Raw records
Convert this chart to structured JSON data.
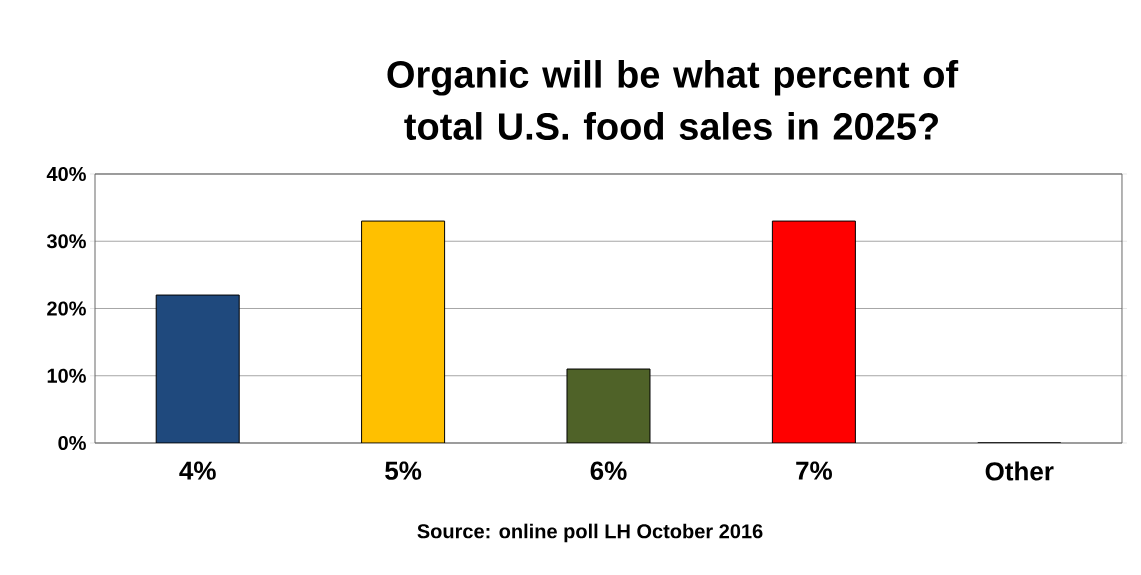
{
  "chart_data": {
    "type": "bar",
    "title": "Organic will be what percent of total U.S. food sales in 2025?",
    "categories": [
      "4%",
      "5%",
      "6%",
      "7%",
      "Other"
    ],
    "values": [
      22,
      33,
      11,
      33,
      0
    ],
    "colors": [
      "#1f497d",
      "#ffc000",
      "#4f6228",
      "#ff0000",
      "#1f497d"
    ],
    "ylim": [
      0,
      40
    ],
    "yticks": [
      {
        "value": 0,
        "label": "0%"
      },
      {
        "value": 10,
        "label": "10%"
      },
      {
        "value": 20,
        "label": "20%"
      },
      {
        "value": 30,
        "label": "30%"
      },
      {
        "value": 40,
        "label": "40%"
      }
    ],
    "grid": "y",
    "annotations": [
      "Source:  online poll LH October 2016"
    ]
  }
}
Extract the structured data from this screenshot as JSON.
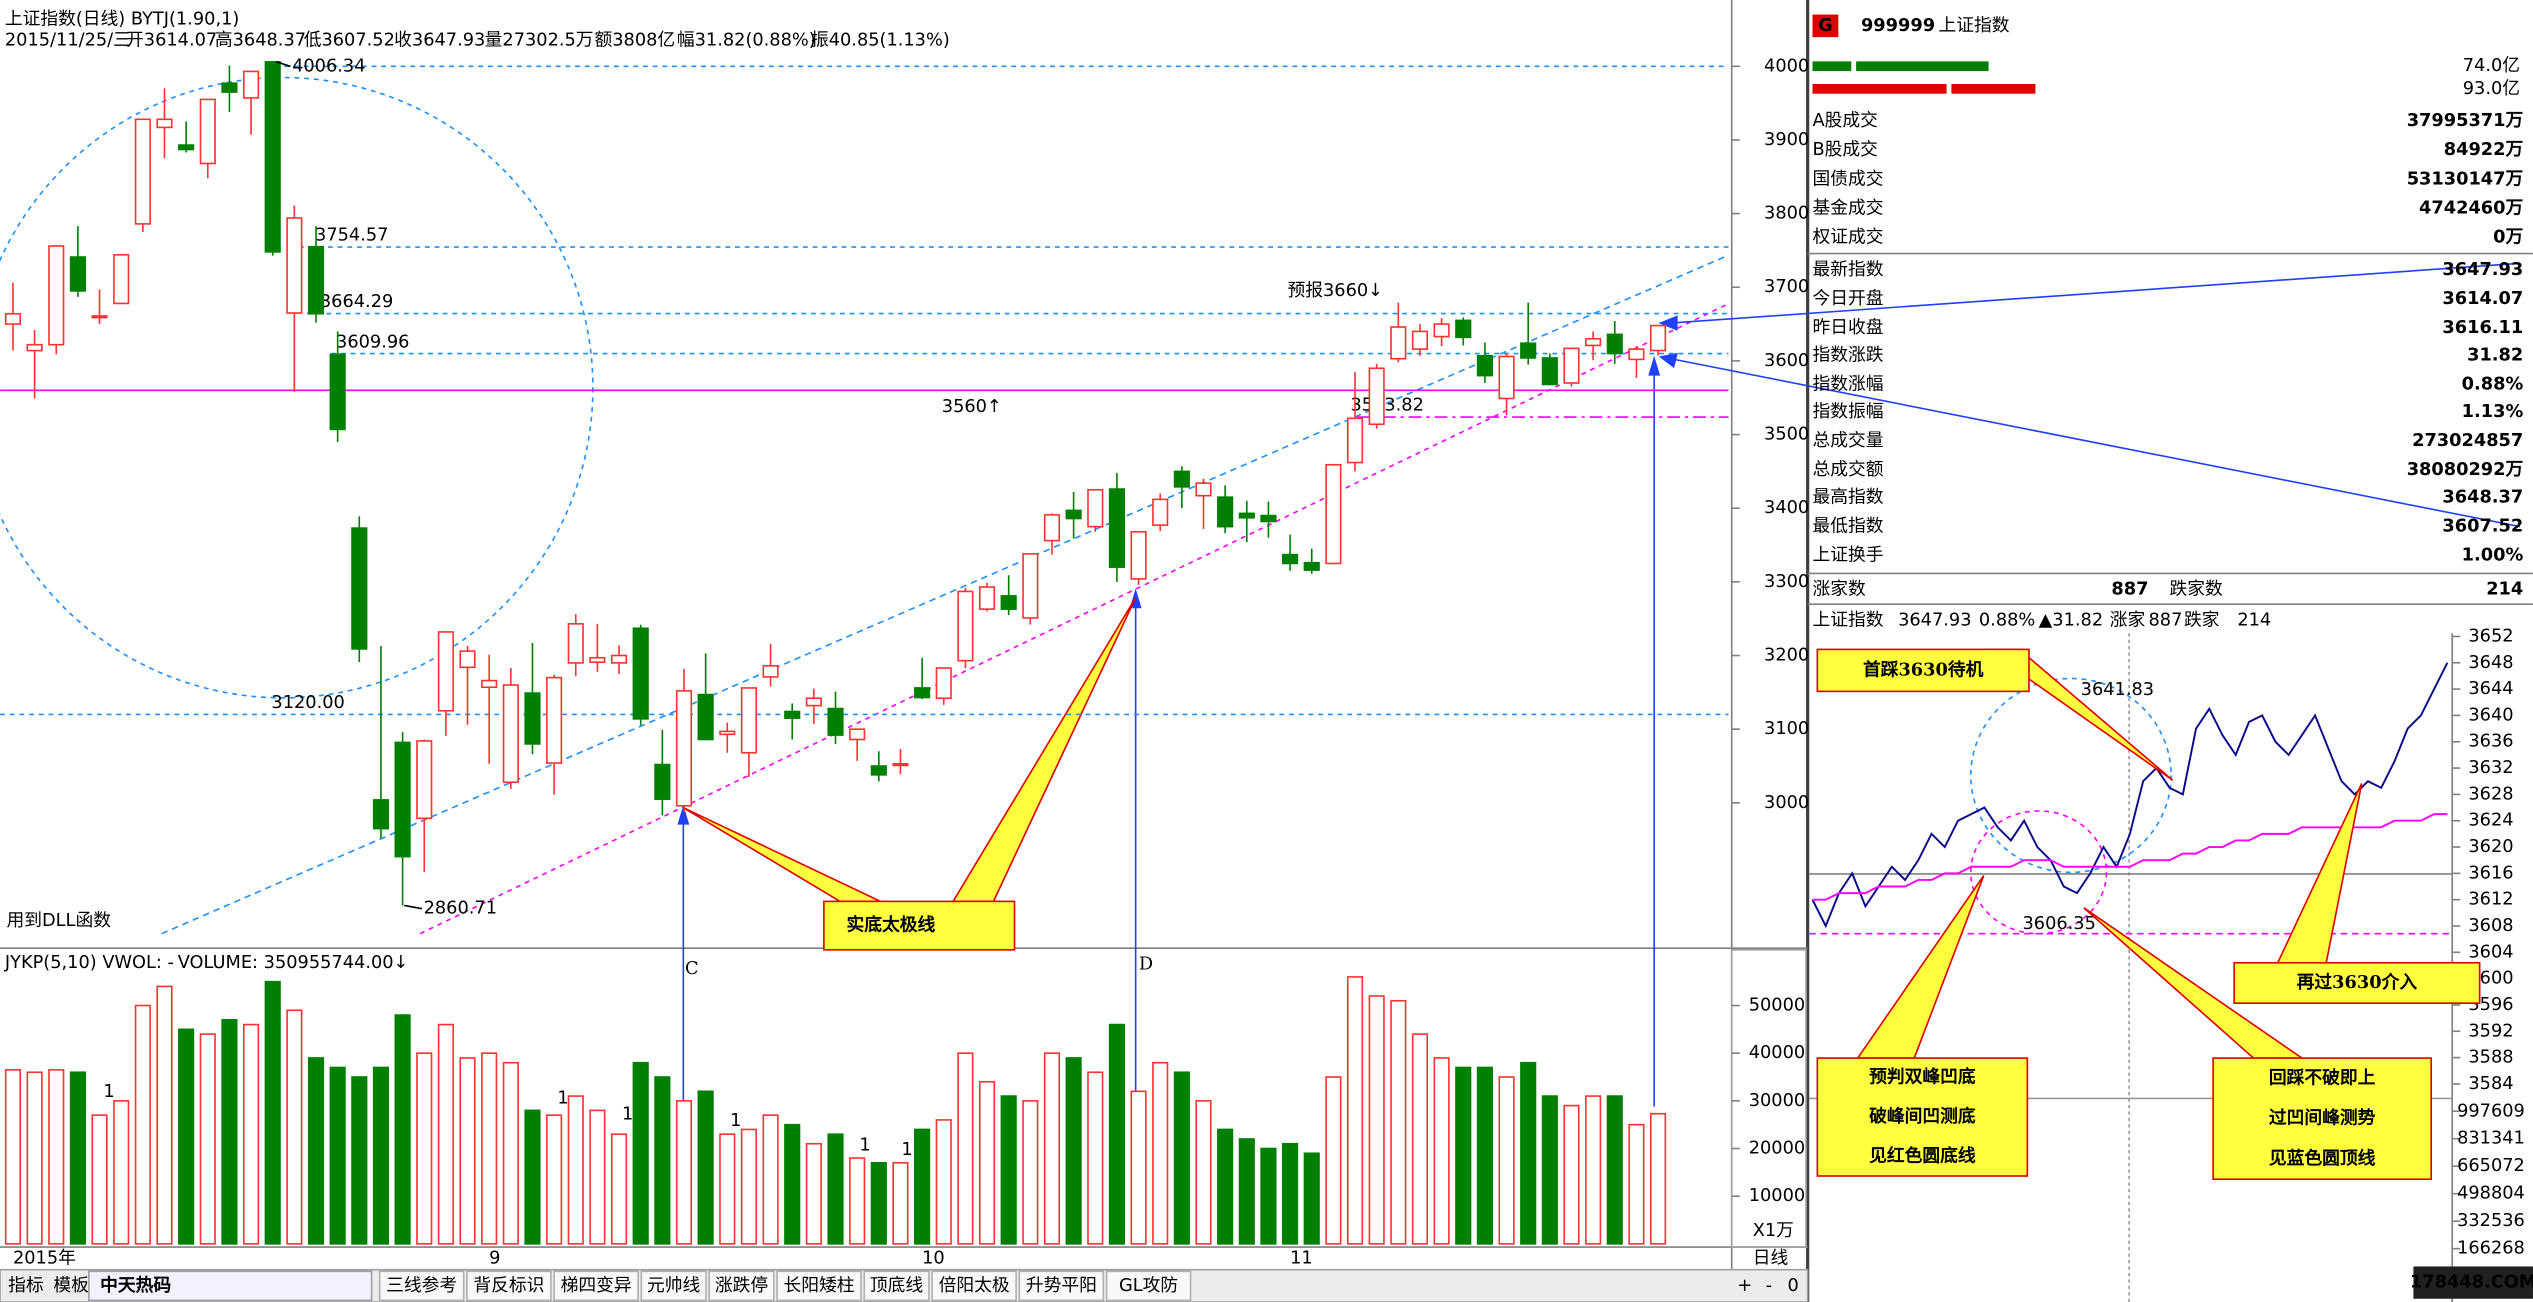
{
  "header": {
    "title": "上证指数(日线) BYTJ(1.90,1)",
    "items": [
      "2015/11/25/三",
      "开3614.07",
      "高3648.37",
      "低3607.52",
      "收3647.93",
      "量27302.5万",
      "额3808亿",
      "幅31.82(0.88%)",
      "振40.85(1.13%)"
    ]
  },
  "chart_data": [
    {
      "type": "candlestick",
      "categories": [
        "2015年",
        null,
        null,
        null,
        null,
        null,
        null,
        null,
        null,
        null,
        null,
        null,
        null,
        null,
        null,
        null,
        null,
        null,
        null,
        null,
        null,
        null,
        "9",
        null,
        null,
        null,
        null,
        null,
        null,
        null,
        null,
        null,
        null,
        null,
        null,
        null,
        null,
        null,
        null,
        null,
        null,
        null,
        "10",
        null,
        null,
        null,
        null,
        null,
        null,
        null,
        null,
        null,
        null,
        null,
        null,
        null,
        null,
        null,
        null,
        "11",
        null,
        null,
        null,
        null,
        null,
        null,
        null,
        null,
        null,
        null,
        null,
        null,
        null,
        null,
        null,
        null,
        null
      ],
      "open": [
        3650,
        3614,
        3622,
        3741,
        3660,
        3678,
        3786,
        3917,
        3893,
        3868,
        3977,
        3957,
        4006,
        3665,
        3755,
        3609,
        3373,
        3004,
        3082,
        2979,
        3125,
        3184,
        3157,
        3028,
        3149,
        3054,
        3190,
        3191,
        3190,
        3237,
        3052,
        2996,
        3147,
        3093,
        3068,
        3171,
        3124,
        3132,
        3128,
        3086,
        3050,
        3051,
        3156,
        3142,
        3193,
        3263,
        3281,
        3251,
        3356,
        3397,
        3375,
        3426,
        3304,
        3377,
        3450,
        3417,
        3415,
        3393,
        3390,
        3337,
        3326,
        3325,
        3462,
        3514,
        3603,
        3616,
        3633,
        3655,
        3607,
        3549,
        3624,
        3604,
        3570,
        3621,
        3636,
        3602,
        3614.07
      ],
      "high": [
        3706,
        3642,
        3757,
        3783,
        3697,
        3745,
        3928,
        3970,
        3925,
        3955,
        4001,
        3994,
        4006.34,
        3811,
        3783,
        3640,
        3389,
        3213,
        3096,
        3086,
        3233,
        3213,
        3201,
        3183,
        3217,
        3174,
        3256,
        3243,
        3214,
        3242,
        3099,
        3182,
        3203,
        3109,
        3156,
        3216,
        3135,
        3155,
        3151,
        3101,
        3070,
        3073,
        3197,
        3183,
        3292,
        3299,
        3309,
        3338,
        3393,
        3422,
        3425,
        3448,
        3368,
        3420,
        3457,
        3440,
        3431,
        3410,
        3409,
        3364,
        3345,
        3459,
        3585,
        3596,
        3679,
        3650,
        3658,
        3659,
        3625,
        3610,
        3679,
        3610,
        3617,
        3640,
        3654,
        3620,
        3648.37
      ],
      "low": [
        3614,
        3549,
        3609,
        3687,
        3650,
        3678,
        3775,
        3875,
        3883,
        3848,
        3938,
        3907,
        3743,
        3558,
        3652,
        3490,
        3191,
        2952,
        2860.71,
        2906,
        3091,
        3106,
        3053,
        3019,
        3066,
        3011,
        3172,
        3178,
        3175,
        3105,
        2983,
        2988,
        3086,
        3068,
        3035,
        3158,
        3086,
        3107,
        3080,
        3057,
        3029,
        3039,
        3141,
        3133,
        3183,
        3260,
        3255,
        3242,
        3337,
        3359,
        3368,
        3300,
        3296,
        3369,
        3400,
        3372,
        3366,
        3354,
        3360,
        3315,
        3311,
        3324,
        3450,
        3508,
        3598,
        3607,
        3620,
        3621,
        3570,
        3526,
        3595,
        3567,
        3565,
        3601,
        3596,
        3577,
        3607.52
      ],
      "close": [
        3664,
        3622,
        3756,
        3695,
        3661,
        3744,
        3928,
        3928,
        3887,
        3955,
        3965,
        3993,
        3748,
        3794,
        3664,
        3507,
        3209,
        2965,
        2927,
        3084,
        3232,
        3206,
        3166,
        3160,
        3080,
        3170,
        3243,
        3197,
        3200,
        3114,
        3005,
        3152,
        3086,
        3097,
        3156,
        3186,
        3115,
        3142,
        3092,
        3100,
        3038,
        3053,
        3143,
        3183,
        3287,
        3293,
        3263,
        3338,
        3391,
        3386,
        3425,
        3320,
        3368,
        3412,
        3429,
        3434,
        3375,
        3387,
        3382,
        3325,
        3316,
        3459,
        3522,
        3590,
        3646,
        3640,
        3650,
        3632,
        3580,
        3606,
        3604,
        3568,
        3617,
        3630,
        3610,
        3616,
        3647.93
      ],
      "up_color": "#ff3232",
      "down_color": "#008000",
      "ylim": [
        2807,
        4079
      ],
      "yticks": [
        3000,
        3100,
        3200,
        3300,
        3400,
        3500,
        3600,
        3700,
        3800,
        3900,
        4000
      ],
      "levels": [
        {
          "value": 4000,
          "color": "#1e90ff",
          "style": "dotted"
        },
        {
          "value": 3754.57,
          "color": "#1e90ff",
          "style": "dotted",
          "labeled": true
        },
        {
          "value": 3664.29,
          "color": "#1e90ff",
          "style": "dotted",
          "labeled": true
        },
        {
          "value": 3609.96,
          "color": "#1e90ff",
          "style": "dotted",
          "labeled": true
        },
        {
          "value": 3560,
          "color": "#ff00ff",
          "style": "solid"
        },
        {
          "value": 3523.82,
          "color": "#ff00ff",
          "style": "dashdot",
          "labeled": true
        },
        {
          "value": 3120,
          "label": "3120.00",
          "color": "#1e90ff",
          "style": "dotted"
        }
      ],
      "annotations": [
        "预报3660↓",
        "3560↑",
        "用到DLL函数",
        "实底太极线",
        "C",
        "D"
      ]
    },
    {
      "type": "bar",
      "title": "JYKP(5,10) VWOL: -",
      "subtitle": "VOLUME: 350955744.00↓",
      "unit_label": "X1万",
      "values": [
        36500,
        36000,
        36500,
        36000,
        27000,
        30000,
        50000,
        54000,
        45000,
        44000,
        47000,
        46000,
        55000,
        49000,
        39000,
        37000,
        35000,
        37000,
        48000,
        40000,
        46000,
        39000,
        40000,
        38000,
        28000,
        27000,
        31000,
        28000,
        23000,
        38000,
        35000,
        30000,
        32000,
        23000,
        24000,
        27000,
        25000,
        21000,
        23000,
        18000,
        17000,
        17000,
        24000,
        26000,
        40000,
        34000,
        31000,
        30000,
        40000,
        39000,
        36000,
        46000,
        32000,
        38000,
        36000,
        30000,
        24000,
        22000,
        20000,
        21000,
        19000,
        35000,
        56000,
        52000,
        51000,
        44000,
        39000,
        37000,
        37000,
        35000,
        38000,
        31000,
        29000,
        31000,
        31000,
        25000,
        27302.5
      ],
      "ylim": [
        0,
        61000
      ],
      "yticks": [
        10000,
        20000,
        30000,
        40000,
        50000
      ],
      "signals": [
        "1",
        "1",
        "1",
        "1",
        "1",
        "1"
      ]
    },
    {
      "type": "line",
      "title": "上证指数",
      "header": [
        "3647.93",
        "0.88%",
        "▲31.82",
        "涨家",
        "887",
        "跌家",
        "214"
      ],
      "x": [
        0,
        5,
        10,
        15,
        20,
        25,
        30,
        35,
        40,
        45,
        50,
        55,
        60,
        65,
        70,
        75,
        80,
        85,
        90,
        95,
        100,
        105,
        110,
        115,
        120,
        125,
        130,
        135,
        140,
        145,
        150,
        155,
        160,
        165,
        170,
        175,
        180,
        185,
        190,
        195,
        200,
        205,
        210,
        215,
        220,
        225,
        230,
        235,
        240
      ],
      "xlim": [
        0,
        240
      ],
      "series": [
        {
          "color": "#0a0a8a",
          "values": [
            3612,
            3608,
            3613,
            3616,
            3611,
            3614,
            3617,
            3615,
            3618,
            3622,
            3620,
            3624,
            3625,
            3626,
            3623,
            3621,
            3624,
            3620,
            3618,
            3614,
            3613,
            3616,
            3620,
            3617,
            3622,
            3630,
            3632,
            3629,
            3628,
            3638,
            3641,
            3637,
            3634,
            3639,
            3640,
            3636,
            3634,
            3637,
            3640,
            3635,
            3630,
            3628,
            3630,
            3629,
            3633,
            3638,
            3640,
            3644,
            3648
          ]
        },
        {
          "color": "#ff00ff",
          "values": [
            3612,
            3612,
            3613,
            3613,
            3613,
            3614,
            3614,
            3614,
            3615,
            3615,
            3616,
            3616,
            3617,
            3617,
            3617,
            3617,
            3618,
            3618,
            3618,
            3617,
            3617,
            3617,
            3617,
            3617,
            3617,
            3618,
            3618,
            3618,
            3619,
            3619,
            3620,
            3620,
            3621,
            3621,
            3622,
            3622,
            3622,
            3623,
            3623,
            3623,
            3623,
            3623,
            3623,
            3623,
            3624,
            3624,
            3624,
            3625,
            3625
          ]
        }
      ],
      "ylim": [
        3584,
        3652
      ],
      "yticks": [
        3584,
        3588,
        3592,
        3596,
        3600,
        3604,
        3608,
        3612,
        3616,
        3620,
        3624,
        3628,
        3632,
        3636,
        3640,
        3644,
        3648,
        3652
      ],
      "y2lim": [
        0,
        1075000
      ],
      "y2ticks": [
        166268,
        332536,
        498804,
        665072,
        831341,
        997609
      ],
      "labels": [
        "3641.83",
        "3606.35"
      ],
      "annotations": [
        {
          "lines": [
            "首踩3630待机"
          ]
        },
        {
          "lines": [
            "预判双峰凹底",
            "破峰间凹测底",
            "见红色圆底线"
          ]
        },
        {
          "lines": [
            "回踩不破即上",
            "过凹间峰测势",
            "见蓝色圆顶线"
          ]
        },
        {
          "lines": [
            "再过3630介入"
          ]
        }
      ]
    }
  ],
  "side_panel": {
    "badge": "G",
    "code": "999999",
    "name": "上证指数",
    "bar_values": [
      "74.0亿",
      "93.0亿"
    ],
    "rows": [
      {
        "label": "A股成交",
        "value": "37995371万",
        "color": "#e05000"
      },
      {
        "label": "B股成交",
        "value": "84922万",
        "color": "#e05000"
      },
      {
        "label": "国债成交",
        "value": "53130147万",
        "color": "#e05000"
      },
      {
        "label": "基金成交",
        "value": "4742460万",
        "color": "#e05000"
      },
      {
        "label": "权证成交",
        "value": "0万",
        "color": "#e05000"
      },
      {
        "label": "最新指数",
        "value": "3647.93",
        "color": "#ff0000"
      },
      {
        "label": "今日开盘",
        "value": "3614.07",
        "color": "#008000"
      },
      {
        "label": "昨日收盘",
        "value": "3616.11",
        "color": "#000000"
      },
      {
        "label": "指数涨跌",
        "value": "31.82",
        "color": "#ff0000"
      },
      {
        "label": "指数涨幅",
        "value": "0.88%",
        "color": "#ff0000"
      },
      {
        "label": "指数振幅",
        "value": "1.13%",
        "color": "#000000"
      },
      {
        "label": "总成交量",
        "value": "273024857",
        "color": "#ff0000"
      },
      {
        "label": "总成交额",
        "value": "38080292万",
        "color": "#e05000"
      },
      {
        "label": "最高指数",
        "value": "3648.37",
        "color": "#ff0000"
      },
      {
        "label": "最低指数",
        "value": "3607.52",
        "color": "#008000"
      },
      {
        "label": "上证换手",
        "value": "1.00%",
        "color": "#000000"
      }
    ],
    "breadth": {
      "up_label": "涨家数",
      "up": "887",
      "down_label": "跌家数",
      "down": "214"
    }
  },
  "footer": {
    "period": "日线",
    "buttons": [
      "+",
      "-",
      "0"
    ],
    "tabs": [
      "指标",
      "模板"
    ],
    "logo": "中天热码",
    "indicator_tabs": [
      "三线参考",
      "背反标识",
      "梯四变异",
      "元帅线",
      "涨跌停",
      "长阳矮柱",
      "顶底线",
      "倍阳太极",
      "升势平阳",
      "GL攻防"
    ],
    "watermark": "178448.COM"
  }
}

* _Goal_
Pick out all lines from the data above in which the word "this" appears.

* _Problem solution_
Convert this chart to structured JSON data.
Extract the structured data from this screenshot as JSON.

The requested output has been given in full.